Selected text –
Whoever will take the trouble of attending to the progress and changeability of times and things, and the conduct of men thereon, will find that extraordinary circumstances do sometimes arise before us, of a species either so purely natural or so perfectly original that none but the man of nature can understand them. When precedents fail to assist us, we must return to the first principles of things for information, and think as if we were the first men that thought. And this is the true reason that, in the present state of affairs, the wise are become foolish, and the foolish wise. I am led to this reflection by not being able to account for the conduct of the Quakers on any other; for although they do not seem to perceive it themselves, yet it is amazing to hear with what unanswerable ignorance many of that body, wise in other matters, will discourse on the present one. Did they hold places or commissions under the King, were they Governours of Provinces, or had they any interest apparently distinct from us, the mystery would cease; but as they have not, their folly is best attributed to that superabundance of worldly knowledge which, in original matters, is too cunning to be wise. Back to the first plain path of nature, friends, and begin anew, for in this business your first footsteps were wrong. You have new travelled to the summit of inconsistency, and that with such accelerated rapidity as to acquire autumnal ripeness by the 1st of May. Now your rotting time comes on. You have


done your utmost, and must abide the consequences. Yet, who can reflect on such conduct without feeling concern! Who can look unaffected on a body of thoughtful men undoing in one rash hour the labour of seventy years! Or what can be said in their excuse, more than that they have arrived at their second childhood — the infancy of three score and ten!

But my chief design in this Letter is to set forth the inconsistency, partiality, and injustice of the dependant faction, and, like an honest man who courts no favour, to show to them the dangerous ground they stand upon; in order to do which I must refer to the business, event, and probable consequences of the late election.

Tasks and exercises –
1: Summarize the letter about the Quakers in three sentences.
2: Carry the letter about the Quakers forward from its last sentence.

Image region annotations

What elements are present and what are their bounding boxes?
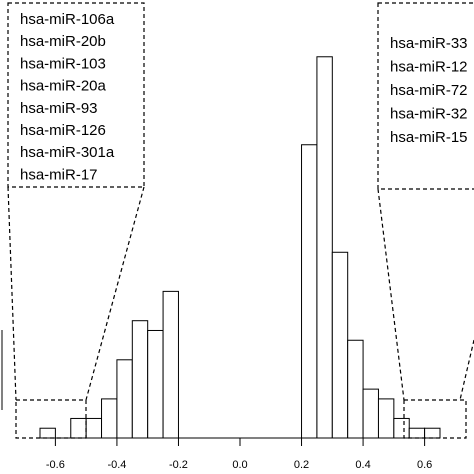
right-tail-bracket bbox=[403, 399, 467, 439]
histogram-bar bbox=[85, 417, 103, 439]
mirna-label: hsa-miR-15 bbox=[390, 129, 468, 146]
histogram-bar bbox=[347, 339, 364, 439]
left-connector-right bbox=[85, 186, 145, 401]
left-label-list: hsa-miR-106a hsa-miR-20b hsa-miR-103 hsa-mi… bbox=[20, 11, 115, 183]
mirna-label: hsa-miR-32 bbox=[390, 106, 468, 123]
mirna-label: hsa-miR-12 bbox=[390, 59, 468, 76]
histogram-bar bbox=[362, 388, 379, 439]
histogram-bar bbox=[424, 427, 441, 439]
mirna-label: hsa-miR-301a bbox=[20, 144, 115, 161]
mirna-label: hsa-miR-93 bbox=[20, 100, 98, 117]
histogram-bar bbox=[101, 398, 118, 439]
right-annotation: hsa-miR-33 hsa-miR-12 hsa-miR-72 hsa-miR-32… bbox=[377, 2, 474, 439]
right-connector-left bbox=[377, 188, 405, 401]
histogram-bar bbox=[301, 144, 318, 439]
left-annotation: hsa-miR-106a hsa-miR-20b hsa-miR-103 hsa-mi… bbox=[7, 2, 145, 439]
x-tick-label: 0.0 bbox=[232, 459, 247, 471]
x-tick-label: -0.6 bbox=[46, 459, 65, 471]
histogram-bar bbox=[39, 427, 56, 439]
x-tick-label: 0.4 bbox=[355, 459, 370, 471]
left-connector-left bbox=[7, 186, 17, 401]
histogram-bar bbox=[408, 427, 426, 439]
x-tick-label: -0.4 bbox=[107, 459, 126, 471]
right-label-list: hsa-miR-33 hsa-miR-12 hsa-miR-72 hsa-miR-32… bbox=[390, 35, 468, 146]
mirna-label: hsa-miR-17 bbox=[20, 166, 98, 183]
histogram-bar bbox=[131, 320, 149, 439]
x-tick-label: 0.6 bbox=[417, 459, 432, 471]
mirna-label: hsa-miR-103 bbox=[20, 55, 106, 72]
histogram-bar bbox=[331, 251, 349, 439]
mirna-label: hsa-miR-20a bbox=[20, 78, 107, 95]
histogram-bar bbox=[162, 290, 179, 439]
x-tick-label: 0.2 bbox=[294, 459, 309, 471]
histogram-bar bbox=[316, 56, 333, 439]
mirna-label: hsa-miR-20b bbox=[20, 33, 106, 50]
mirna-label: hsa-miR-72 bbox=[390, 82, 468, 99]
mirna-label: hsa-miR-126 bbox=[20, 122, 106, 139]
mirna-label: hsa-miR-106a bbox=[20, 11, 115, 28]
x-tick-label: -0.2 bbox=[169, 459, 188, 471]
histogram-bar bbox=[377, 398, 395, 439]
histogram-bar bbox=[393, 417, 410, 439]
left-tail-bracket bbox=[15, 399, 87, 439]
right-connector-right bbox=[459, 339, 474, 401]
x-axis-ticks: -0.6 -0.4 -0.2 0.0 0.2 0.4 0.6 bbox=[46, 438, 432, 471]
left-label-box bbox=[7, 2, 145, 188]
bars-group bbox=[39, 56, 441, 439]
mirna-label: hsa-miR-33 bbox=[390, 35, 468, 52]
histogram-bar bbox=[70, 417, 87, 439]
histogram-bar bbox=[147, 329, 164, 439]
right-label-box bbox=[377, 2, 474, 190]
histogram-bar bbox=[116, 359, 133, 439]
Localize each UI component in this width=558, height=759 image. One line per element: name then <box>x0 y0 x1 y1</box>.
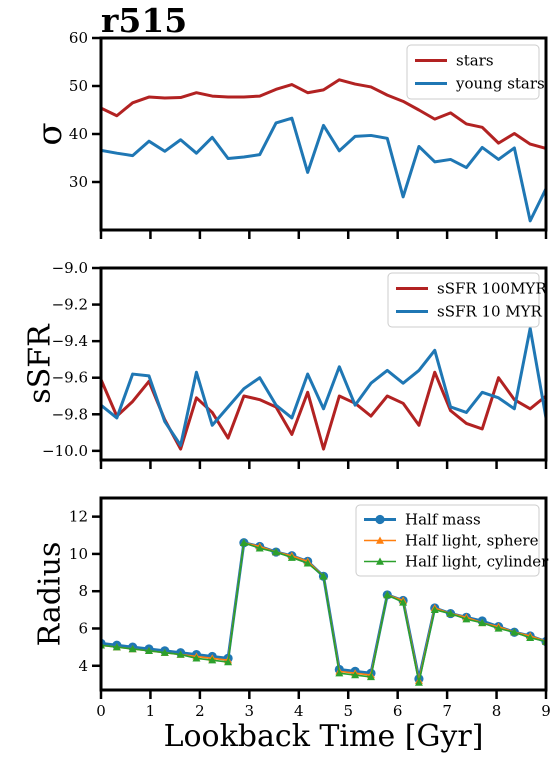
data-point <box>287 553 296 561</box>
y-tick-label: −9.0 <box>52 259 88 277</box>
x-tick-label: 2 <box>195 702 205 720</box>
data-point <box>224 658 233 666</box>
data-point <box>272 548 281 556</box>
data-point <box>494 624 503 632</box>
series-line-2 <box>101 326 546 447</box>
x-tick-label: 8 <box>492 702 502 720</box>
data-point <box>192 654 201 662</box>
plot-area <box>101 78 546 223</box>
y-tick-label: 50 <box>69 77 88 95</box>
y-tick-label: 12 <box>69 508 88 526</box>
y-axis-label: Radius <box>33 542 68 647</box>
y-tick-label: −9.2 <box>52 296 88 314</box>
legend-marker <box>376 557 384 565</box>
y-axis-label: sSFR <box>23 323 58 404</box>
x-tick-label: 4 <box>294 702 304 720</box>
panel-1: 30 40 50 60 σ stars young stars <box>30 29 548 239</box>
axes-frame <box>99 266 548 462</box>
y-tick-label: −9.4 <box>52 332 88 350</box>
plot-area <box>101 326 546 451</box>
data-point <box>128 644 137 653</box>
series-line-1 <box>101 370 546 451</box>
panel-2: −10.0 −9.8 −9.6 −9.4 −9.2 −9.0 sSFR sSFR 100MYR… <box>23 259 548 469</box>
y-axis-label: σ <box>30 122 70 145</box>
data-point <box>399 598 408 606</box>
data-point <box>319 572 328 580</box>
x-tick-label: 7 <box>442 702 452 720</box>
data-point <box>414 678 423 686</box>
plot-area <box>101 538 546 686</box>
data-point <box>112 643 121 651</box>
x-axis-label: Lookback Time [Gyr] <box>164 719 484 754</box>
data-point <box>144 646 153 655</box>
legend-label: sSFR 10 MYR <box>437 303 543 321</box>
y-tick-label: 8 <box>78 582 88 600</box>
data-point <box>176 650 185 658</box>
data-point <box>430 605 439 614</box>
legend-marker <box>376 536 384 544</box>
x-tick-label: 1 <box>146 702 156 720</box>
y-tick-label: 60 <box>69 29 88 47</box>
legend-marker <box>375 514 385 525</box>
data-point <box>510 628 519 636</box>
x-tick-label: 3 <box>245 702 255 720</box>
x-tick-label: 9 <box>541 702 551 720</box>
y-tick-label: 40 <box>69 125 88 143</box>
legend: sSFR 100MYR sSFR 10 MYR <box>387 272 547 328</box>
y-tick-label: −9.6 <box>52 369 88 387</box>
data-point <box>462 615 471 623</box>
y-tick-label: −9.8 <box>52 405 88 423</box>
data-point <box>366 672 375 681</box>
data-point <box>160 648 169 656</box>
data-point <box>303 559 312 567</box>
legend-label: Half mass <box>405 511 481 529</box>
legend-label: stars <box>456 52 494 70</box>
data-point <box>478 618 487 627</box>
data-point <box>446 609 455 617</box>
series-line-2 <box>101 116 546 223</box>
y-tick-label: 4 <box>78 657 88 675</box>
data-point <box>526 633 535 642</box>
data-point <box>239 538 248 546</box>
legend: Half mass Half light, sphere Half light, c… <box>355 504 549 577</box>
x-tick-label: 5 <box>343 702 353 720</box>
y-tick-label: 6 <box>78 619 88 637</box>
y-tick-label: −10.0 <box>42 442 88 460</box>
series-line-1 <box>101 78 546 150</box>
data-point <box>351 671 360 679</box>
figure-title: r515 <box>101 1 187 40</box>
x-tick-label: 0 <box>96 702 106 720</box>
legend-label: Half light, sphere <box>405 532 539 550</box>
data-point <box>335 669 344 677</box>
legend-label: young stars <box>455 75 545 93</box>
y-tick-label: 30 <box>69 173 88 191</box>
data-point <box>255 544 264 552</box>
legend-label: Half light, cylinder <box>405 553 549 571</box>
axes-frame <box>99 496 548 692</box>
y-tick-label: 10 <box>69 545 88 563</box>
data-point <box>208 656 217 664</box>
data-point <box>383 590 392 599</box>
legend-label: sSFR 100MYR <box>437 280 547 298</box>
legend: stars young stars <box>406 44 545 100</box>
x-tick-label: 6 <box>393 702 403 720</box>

Answer list –
1: The writer argues that when extraordinary circumstances arise and precedents fail, one must return to first principles, and only on that ground can the conduct of the Quakers be explained. Because they hold no places or interests apparently distinct from the writer's own side, their folly is attributed to a superabundance of worldly knowledge, and they are urged back to the plain path of nature for having undone seventy years of labor in one rash hour. The letter's chief design is to set forth the inconsistency, partiality, and injustice of the dependant faction by turning to the business, event, and probable consequences of the late election.

2:
The business of that day was to do — what? Why, to elect four Burgesses, to assist those already elected in conducting the military proceedings of this Province against the power of that Crown by whose authority they pretend to sit; and those gentlemen, when elected, are, according to the rules of that House, (as the rest have done,) to take an oath of allegiance to serve the same King against whom this Province, with themselves at the head thereof, are at war; and a necessary qualification required of many voters was, that they likewise should swear allegiance to the same King, against whose power the same House of Assembly had just before obliged them, either to pay a fine or take up arms. Did ever national hypocrisy arise to such a pitch as this! Under the pretence of moderation we are running into the most damnable sins. It is now the duty of every man, from the pulpit and from the press, in his family and in the street, to cry out against it. Good God! have we no remembrance of duty left to the King of Heaven; no conscientious awe to restrain this sacrifice of sacred things? Is this our chartered privilege; this our boasted Constitution, that we can sin and feel it not? The clergy of the English Church, of which I profess myself a member, complain of their situation, and wish relief; in short, every thinking man must feel distress. Yet, to the credit of the people be it spoken, the sin lies not at their door. We can trace the iniquity in this Province to the fountain head, and see by what delusions it has imposed on others. The guilt centres in a few, and flows from the same source that a few years ago avariciously suffered the frontiers of this Province to be deluged in blood; and though the vengeance of Heaven hath slept since, it may awake too soon for their repose.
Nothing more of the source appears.